START Data for processing

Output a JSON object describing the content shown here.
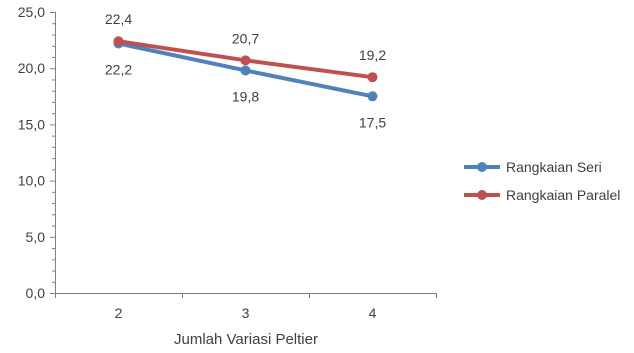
{
  "chart_data": {
    "type": "line",
    "title": "",
    "xlabel": "Jumlah Variasi Peltier",
    "ylabel": "",
    "categories": [
      "2",
      "3",
      "4"
    ],
    "ylim": [
      0,
      25
    ],
    "ytick_labels": [
      "0,0",
      "5,0",
      "10,0",
      "15,0",
      "20,0",
      "25,0"
    ],
    "grid": false,
    "legend_position": "right",
    "series": [
      {
        "name": "Rangkaian Seri",
        "values": [
          22.2,
          19.8,
          17.5
        ],
        "labels": [
          "22,2",
          "19,8",
          "17,5"
        ],
        "color": "#4F81BD"
      },
      {
        "name": "Rangkaian Paralel",
        "values": [
          22.4,
          20.7,
          19.2
        ],
        "labels": [
          "22,4",
          "20,7",
          "19,2"
        ],
        "color": "#C0504D"
      }
    ]
  }
}
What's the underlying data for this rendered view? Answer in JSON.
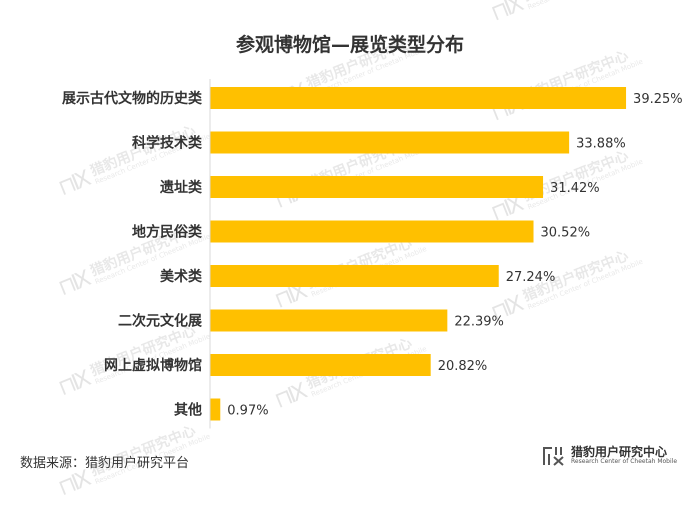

END Data for processing

* **Given instruction**:
Retype each entry precisely. Skip images entirely.

* **The answer**:
Output a JSON object describing the content shown here.
{
  "chart_data": {
    "type": "line",
    "title": "",
    "xlabel": "Jumlah Variasi Peltier",
    "ylabel": "",
    "categories": [
      "2",
      "3",
      "4"
    ],
    "ylim": [
      0,
      25
    ],
    "ytick_labels": [
      "0,0",
      "5,0",
      "10,0",
      "15,0",
      "20,0",
      "25,0"
    ],
    "grid": false,
    "legend_position": "right",
    "series": [
      {
        "name": "Rangkaian Seri",
        "values": [
          22.2,
          19.8,
          17.5
        ],
        "labels": [
          "22,2",
          "19,8",
          "17,5"
        ],
        "color": "#4F81BD"
      },
      {
        "name": "Rangkaian Paralel",
        "values": [
          22.4,
          20.7,
          19.2
        ],
        "labels": [
          "22,4",
          "20,7",
          "19,2"
        ],
        "color": "#C0504D"
      }
    ]
  }
}
What's the underlying data for this rendered view? Answer in JSON.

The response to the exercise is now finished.